Task directions: In the entries that follow, locate the line with "Read this page and output its text content.", then restate that line and all later lines exactly as they appear, leaving pictures out.

Data extract:
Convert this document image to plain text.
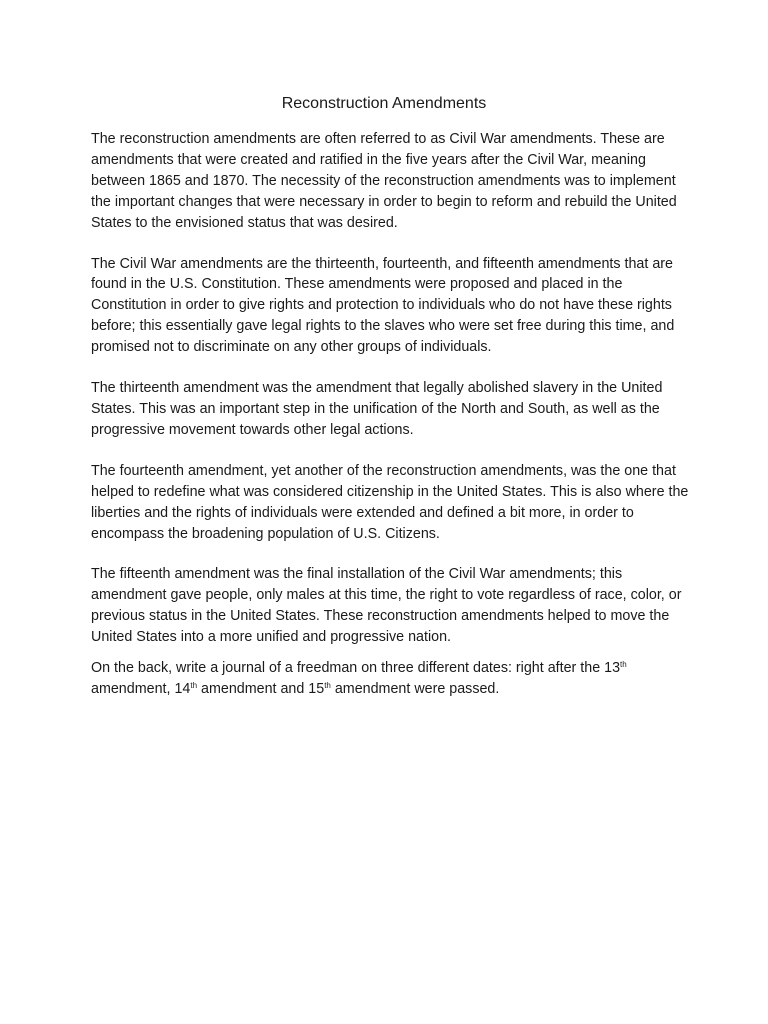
Reconstruction Amendments

The reconstruction amendments are often referred to as Civil War amendments. These are amendments that were created and ratified in the five years after the Civil War, meaning between 1865 and 1870. The necessity of the reconstruction amendments was to implement the important changes that were necessary in order to begin to reform and rebuild the United States to the envisioned status that was desired.

The Civil War amendments are the thirteenth, fourteenth, and fifteenth amendments that are found in the U.S. Constitution. These amendments were proposed and placed in the Constitution in order to give rights and protection to individuals who do not have these rights before; this essentially gave legal rights to the slaves who were set free during this time, and promised not to discriminate on any other groups of individuals.

The thirteenth amendment was the amendment that legally abolished slavery in the United States. This was an important step in the unification of the North and South, as well as the progressive movement towards other legal actions.

The fourteenth amendment, yet another of the reconstruction amendments, was the one that helped to redefine what was considered citizenship in the United States. This is also where the liberties and the rights of individuals were extended and defined a bit more, in order to encompass the broadening population of U.S. Citizens.

The fifteenth amendment was the final installation of the Civil War amendments; this amendment gave people, only males at this time, the right to vote regardless of race, color, or previous status in the United States. These reconstruction amendments helped to move the United States into a more unified and progressive nation.

On the back, write a journal of a freedman on three different dates: right after the 13th amendment, 14th amendment and 15th amendment were passed.
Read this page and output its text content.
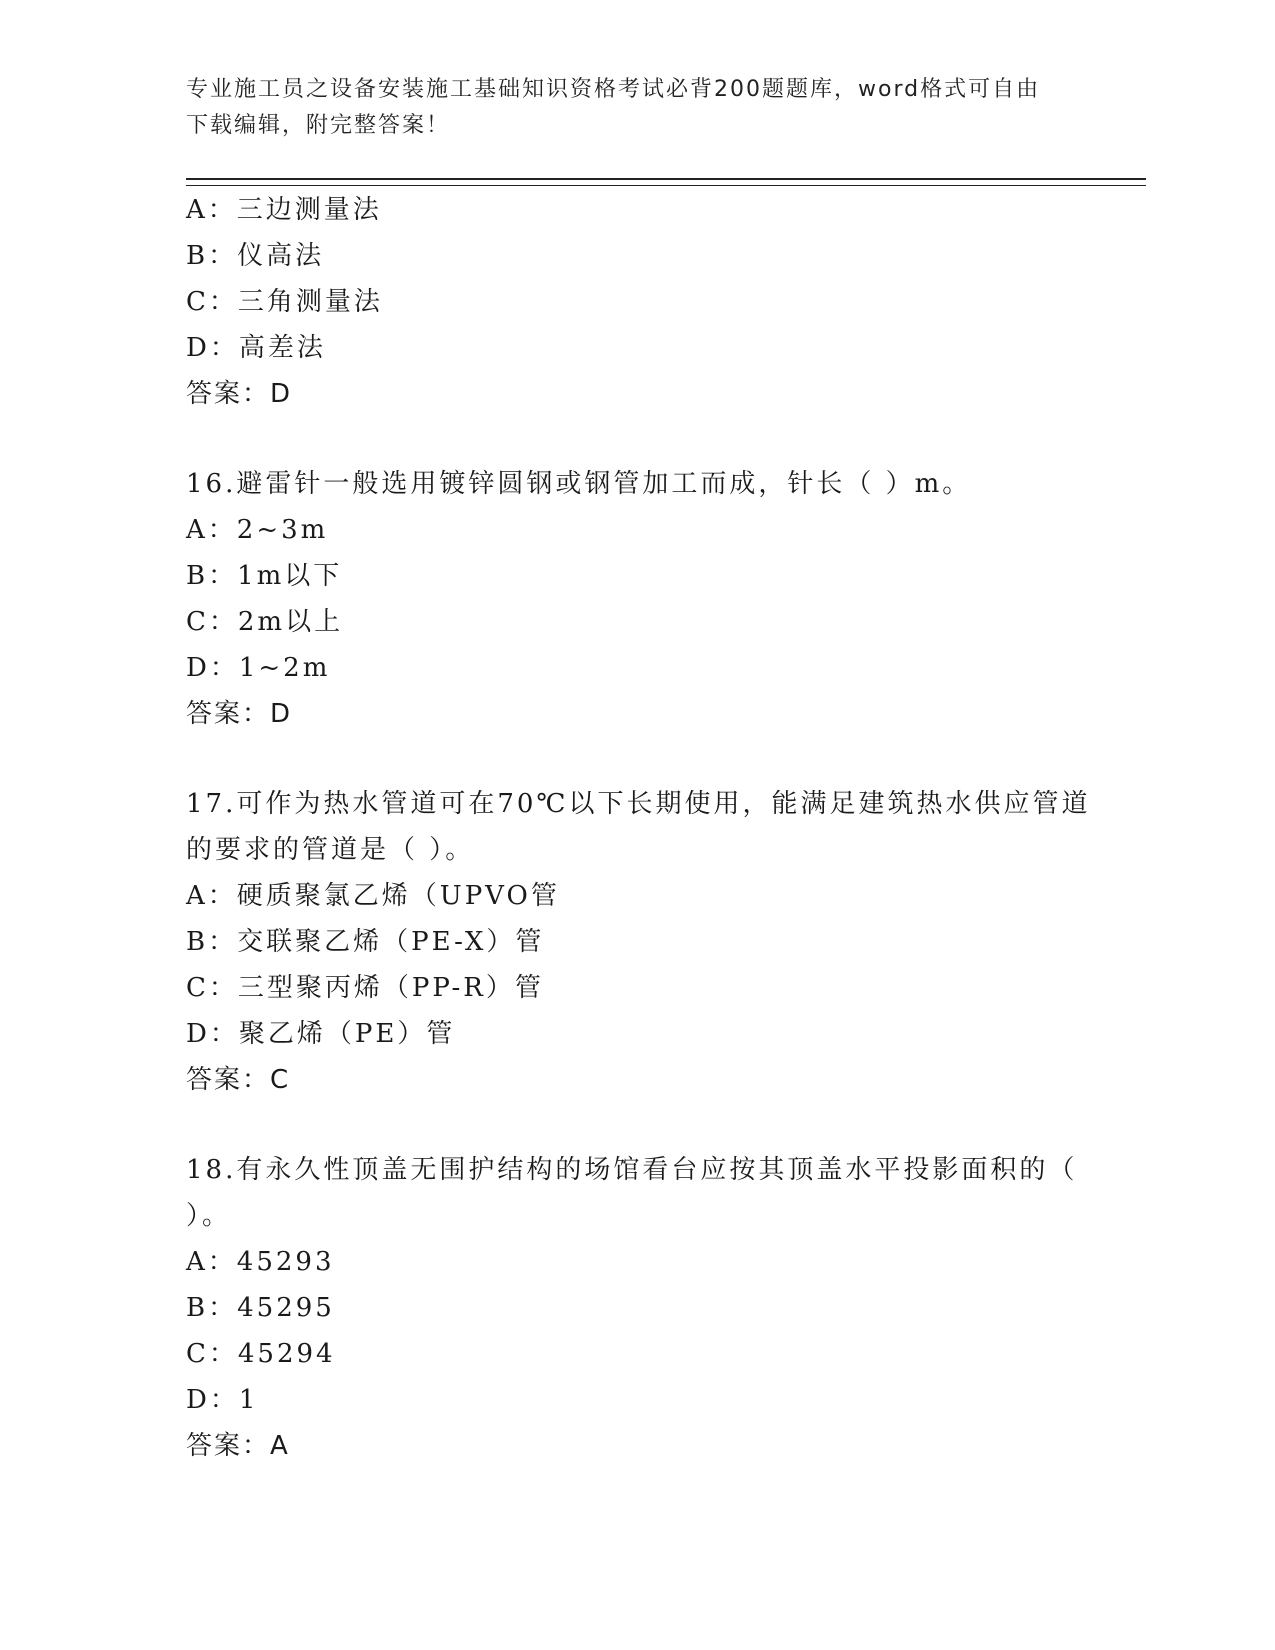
专业施工员之设备安装施工基础知识资格考试必背200题题库，word格式可自由
下载编辑，附完整答案！
A：三边测量法
B：仪高法
C：三角测量法
D：高差法
答案：D
16.避雷针一般选用镀锌圆钢或钢管加工而成，针长（ ）m。
A：2~3m
B：1m以下
C：2m以上
D：1~2m
答案：D
17.可作为热水管道可在70℃以下长期使用，能满足建筑热水供应管道
的要求的管道是（ ）。
A：硬质聚氯乙烯（UPVO管
B：交联聚乙烯（PE-X）管
C：三型聚丙烯（PP-R）管
D：聚乙烯（PE）管
答案：C
18.有永久性顶盖无围护结构的场馆看台应按其顶盖水平投影面积的（
）。
A：45293
B：45295
C：45294
D：1
答案：A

Result below:
Read this page and output its text content.
专业施工员之设备安装施工基础知识资格考试必背200题题库，word格式可自由
下载编辑，附完整答案！
A：三边测量法
B：仪高法
C：三角测量法
D：高差法
答案：D
16.避雷针一般选用镀锌圆钢或钢管加工而成，针长（ ）m。
A：2~3m
B：1m以下
C：2m以上
D：1~2m
答案：D
17.可作为热水管道可在70℃以下长期使用，能满足建筑热水供应管道
的要求的管道是（ ）。
A：硬质聚氯乙烯（UPVO管
B：交联聚乙烯（PE-X）管
C：三型聚丙烯（PP-R）管
D：聚乙烯（PE）管
答案：C
18.有永久性顶盖无围护结构的场馆看台应按其顶盖水平投影面积的（
）。
A：45293
B：45295
C：45294
D：1
答案：A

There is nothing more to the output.